§ **Provided records**
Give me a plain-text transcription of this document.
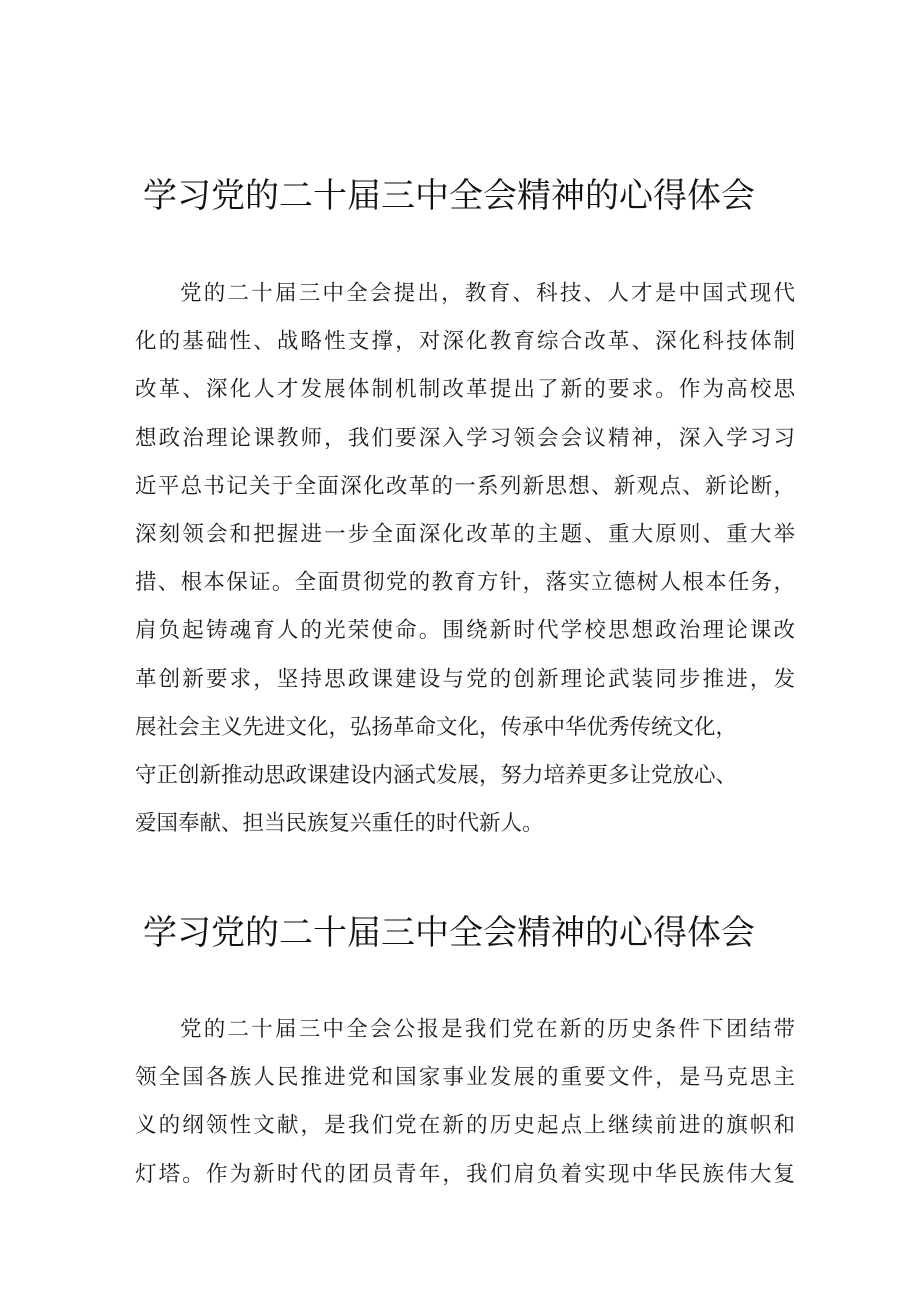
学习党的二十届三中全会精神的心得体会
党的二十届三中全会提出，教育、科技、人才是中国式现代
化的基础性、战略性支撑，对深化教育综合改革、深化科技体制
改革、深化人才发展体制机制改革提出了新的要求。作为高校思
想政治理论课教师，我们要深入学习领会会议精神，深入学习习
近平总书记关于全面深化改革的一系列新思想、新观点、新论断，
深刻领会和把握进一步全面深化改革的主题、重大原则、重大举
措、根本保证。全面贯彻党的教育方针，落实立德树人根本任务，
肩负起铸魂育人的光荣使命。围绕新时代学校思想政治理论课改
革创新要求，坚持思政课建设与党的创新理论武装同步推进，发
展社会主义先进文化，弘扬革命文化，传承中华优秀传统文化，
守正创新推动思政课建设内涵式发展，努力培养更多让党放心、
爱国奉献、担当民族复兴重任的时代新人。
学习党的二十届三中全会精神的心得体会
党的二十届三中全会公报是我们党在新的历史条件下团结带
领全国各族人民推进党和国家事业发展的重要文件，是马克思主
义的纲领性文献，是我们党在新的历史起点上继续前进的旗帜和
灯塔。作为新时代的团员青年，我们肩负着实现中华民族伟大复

§ **Exercise directions**
Omit each picture, then return all of the listing exactly as it stands.

§ **Result below**
Give me a plain-text transcription of this document.
学习党的二十届三中全会精神的心得体会
党的二十届三中全会提出，教育、科技、人才是中国式现代
化的基础性、战略性支撑，对深化教育综合改革、深化科技体制
改革、深化人才发展体制机制改革提出了新的要求。作为高校思
想政治理论课教师，我们要深入学习领会会议精神，深入学习习
近平总书记关于全面深化改革的一系列新思想、新观点、新论断，
深刻领会和把握进一步全面深化改革的主题、重大原则、重大举
措、根本保证。全面贯彻党的教育方针，落实立德树人根本任务，
肩负起铸魂育人的光荣使命。围绕新时代学校思想政治理论课改
革创新要求，坚持思政课建设与党的创新理论武装同步推进，发
展社会主义先进文化，弘扬革命文化，传承中华优秀传统文化，
守正创新推动思政课建设内涵式发展，努力培养更多让党放心、
爱国奉献、担当民族复兴重任的时代新人。
学习党的二十届三中全会精神的心得体会
党的二十届三中全会公报是我们党在新的历史条件下团结带
领全国各族人民推进党和国家事业发展的重要文件，是马克思主
义的纲领性文献，是我们党在新的历史起点上继续前进的旗帜和
灯塔。作为新时代的团员青年，我们肩负着实现中华民族伟大复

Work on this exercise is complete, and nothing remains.